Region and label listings
----

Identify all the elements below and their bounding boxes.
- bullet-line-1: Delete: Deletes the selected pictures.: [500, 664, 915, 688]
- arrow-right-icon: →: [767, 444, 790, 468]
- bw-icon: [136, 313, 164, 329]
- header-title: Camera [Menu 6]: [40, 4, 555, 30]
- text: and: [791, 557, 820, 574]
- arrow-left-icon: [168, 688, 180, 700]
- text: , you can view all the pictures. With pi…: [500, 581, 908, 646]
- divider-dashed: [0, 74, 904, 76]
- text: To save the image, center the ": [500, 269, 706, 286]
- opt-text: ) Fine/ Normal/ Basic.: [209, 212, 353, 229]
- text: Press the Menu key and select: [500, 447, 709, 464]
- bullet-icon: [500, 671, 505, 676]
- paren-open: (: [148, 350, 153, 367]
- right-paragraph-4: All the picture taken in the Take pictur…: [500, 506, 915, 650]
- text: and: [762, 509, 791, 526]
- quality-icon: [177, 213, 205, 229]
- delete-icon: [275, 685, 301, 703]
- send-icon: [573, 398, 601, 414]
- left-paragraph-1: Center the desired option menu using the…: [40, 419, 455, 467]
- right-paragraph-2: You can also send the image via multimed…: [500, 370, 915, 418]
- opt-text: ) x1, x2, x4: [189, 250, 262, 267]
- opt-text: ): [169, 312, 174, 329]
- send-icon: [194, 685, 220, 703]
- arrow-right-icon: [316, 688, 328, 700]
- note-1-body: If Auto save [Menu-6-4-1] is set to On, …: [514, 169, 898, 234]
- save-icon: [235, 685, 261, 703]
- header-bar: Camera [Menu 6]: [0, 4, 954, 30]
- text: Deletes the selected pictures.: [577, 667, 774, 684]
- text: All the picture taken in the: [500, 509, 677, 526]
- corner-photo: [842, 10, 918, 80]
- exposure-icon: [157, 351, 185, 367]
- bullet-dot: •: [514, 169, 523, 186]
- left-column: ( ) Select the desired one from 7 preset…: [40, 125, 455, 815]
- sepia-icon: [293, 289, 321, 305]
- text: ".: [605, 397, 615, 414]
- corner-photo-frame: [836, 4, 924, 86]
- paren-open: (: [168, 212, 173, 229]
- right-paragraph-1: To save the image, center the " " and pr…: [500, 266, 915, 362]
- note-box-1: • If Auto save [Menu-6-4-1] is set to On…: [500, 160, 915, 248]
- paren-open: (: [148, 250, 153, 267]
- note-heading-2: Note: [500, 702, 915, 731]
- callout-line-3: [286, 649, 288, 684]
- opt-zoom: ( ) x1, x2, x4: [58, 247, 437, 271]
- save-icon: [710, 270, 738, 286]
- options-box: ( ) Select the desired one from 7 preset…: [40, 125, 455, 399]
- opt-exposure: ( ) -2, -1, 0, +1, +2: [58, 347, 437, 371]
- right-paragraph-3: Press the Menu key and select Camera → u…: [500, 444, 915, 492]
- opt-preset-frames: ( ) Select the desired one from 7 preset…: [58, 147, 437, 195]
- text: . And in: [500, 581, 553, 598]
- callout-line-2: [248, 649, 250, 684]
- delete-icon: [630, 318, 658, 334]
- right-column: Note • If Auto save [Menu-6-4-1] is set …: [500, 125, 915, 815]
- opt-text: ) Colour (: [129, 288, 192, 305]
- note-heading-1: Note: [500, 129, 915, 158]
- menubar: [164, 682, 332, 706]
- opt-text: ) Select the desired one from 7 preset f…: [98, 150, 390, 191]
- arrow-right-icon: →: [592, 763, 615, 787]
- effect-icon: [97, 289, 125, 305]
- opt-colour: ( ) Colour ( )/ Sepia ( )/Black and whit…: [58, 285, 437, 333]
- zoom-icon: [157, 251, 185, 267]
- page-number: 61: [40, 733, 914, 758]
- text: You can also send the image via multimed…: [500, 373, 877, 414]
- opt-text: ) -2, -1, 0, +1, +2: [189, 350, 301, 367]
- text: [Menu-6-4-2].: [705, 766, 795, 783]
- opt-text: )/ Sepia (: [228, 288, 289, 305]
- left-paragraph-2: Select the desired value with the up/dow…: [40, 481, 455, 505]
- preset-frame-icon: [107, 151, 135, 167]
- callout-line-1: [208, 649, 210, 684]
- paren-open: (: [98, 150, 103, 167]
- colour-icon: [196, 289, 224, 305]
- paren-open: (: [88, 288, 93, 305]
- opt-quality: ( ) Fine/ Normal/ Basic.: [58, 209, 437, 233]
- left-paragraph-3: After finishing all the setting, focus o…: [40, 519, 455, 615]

----

Exercise objective. Update the entries above by replacing every instance of "paren-open" with "open-paren" and leaving everything else unchanged.

Written solution.
Identify all the elements below and their bounding boxes.
- bullet-line-1: Delete: Deletes the selected pictures.: [500, 664, 915, 688]
- arrow-right-icon: →: [767, 444, 790, 468]
- bw-icon: [136, 313, 164, 329]
- header-title: Camera [Menu 6]: [40, 4, 555, 30]
- text: and: [791, 557, 820, 574]
- arrow-left-icon: [168, 688, 180, 700]
- text: , you can view all the pictures. With pi…: [500, 581, 908, 646]
- divider-dashed: [0, 74, 904, 76]
- text: To save the image, center the ": [500, 269, 706, 286]
- opt-text: ) Fine/ Normal/ Basic.: [209, 212, 353, 229]
- text: Press the Menu key and select: [500, 447, 709, 464]
- bullet-icon: [500, 671, 505, 676]
- open-paren: (: [148, 350, 153, 367]
- right-paragraph-4: All the picture taken in the Take pictur…: [500, 506, 915, 650]
- text: and: [762, 509, 791, 526]
- quality-icon: [177, 213, 205, 229]
- delete-icon: [275, 685, 301, 703]
- send-icon: [573, 398, 601, 414]
- left-paragraph-1: Center the desired option menu using the…: [40, 419, 455, 467]
- right-paragraph-2: You can also send the image via multimed…: [500, 370, 915, 418]
- opt-text: ) x1, x2, x4: [189, 250, 262, 267]
- opt-text: ): [169, 312, 174, 329]
- send-icon: [194, 685, 220, 703]
- arrow-right-icon: [316, 688, 328, 700]
- note-1-body: If Auto save [Menu-6-4-1] is set to On, …: [514, 169, 898, 234]
- save-icon: [235, 685, 261, 703]
- header-bar: Camera [Menu 6]: [0, 4, 954, 30]
- text: Deletes the selected pictures.: [577, 667, 774, 684]
- text: All the picture taken in the: [500, 509, 677, 526]
- corner-photo: [842, 10, 918, 80]
- exposure-icon: [157, 351, 185, 367]
- bullet-dot: •: [514, 169, 523, 186]
- left-column: ( ) Select the desired one from 7 preset…: [40, 125, 455, 815]
- sepia-icon: [293, 289, 321, 305]
- text: ".: [605, 397, 615, 414]
- corner-photo-frame: [836, 4, 924, 86]
- open-paren: (: [168, 212, 173, 229]
- right-paragraph-1: To save the image, center the " " and pr…: [500, 266, 915, 362]
- note-box-1: • If Auto save [Menu-6-4-1] is set to On…: [500, 160, 915, 248]
- open-paren: (: [148, 250, 153, 267]
- note-heading-2: Note: [500, 702, 915, 731]
- callout-line-3: [286, 649, 288, 684]
- opt-zoom: ( ) x1, x2, x4: [58, 247, 437, 271]
- save-icon: [710, 270, 738, 286]
- options-box: ( ) Select the desired one from 7 preset…: [40, 125, 455, 399]
- opt-exposure: ( ) -2, -1, 0, +1, +2: [58, 347, 437, 371]
- right-paragraph-3: Press the Menu key and select Camera → u…: [500, 444, 915, 492]
- opt-preset-frames: ( ) Select the desired one from 7 preset…: [58, 147, 437, 195]
- text: . And in: [500, 581, 553, 598]
- callout-line-2: [248, 649, 250, 684]
- delete-icon: [630, 318, 658, 334]
- right-column: Note • If Auto save [Menu-6-4-1] is set …: [500, 125, 915, 815]
- opt-text: ) Colour (: [129, 288, 192, 305]
- note-heading-1: Note: [500, 129, 915, 158]
- menubar: [164, 682, 332, 706]
- opt-text: ) Select the desired one from 7 preset f…: [98, 150, 390, 191]
- arrow-right-icon: →: [592, 763, 615, 787]
- effect-icon: [97, 289, 125, 305]
- opt-colour: ( ) Colour ( )/ Sepia ( )/Black and whit…: [58, 285, 437, 333]
- zoom-icon: [157, 251, 185, 267]
- page-number: 61: [40, 733, 914, 758]
- text: You can also send the image via multimed…: [500, 373, 877, 414]
- opt-text: ) -2, -1, 0, +1, +2: [189, 350, 301, 367]
- text: [Menu-6-4-2].: [705, 766, 795, 783]
- opt-text: )/ Sepia (: [228, 288, 289, 305]
- left-paragraph-2: Select the desired value with the up/dow…: [40, 481, 455, 505]
- preset-frame-icon: [107, 151, 135, 167]
- callout-line-1: [208, 649, 210, 684]
- open-paren: (: [98, 150, 103, 167]
- colour-icon: [196, 289, 224, 305]
- open-paren: (: [88, 288, 93, 305]
- opt-quality: ( ) Fine/ Normal/ Basic.: [58, 209, 437, 233]
- left-paragraph-3: After finishing all the setting, focus o…: [40, 519, 455, 615]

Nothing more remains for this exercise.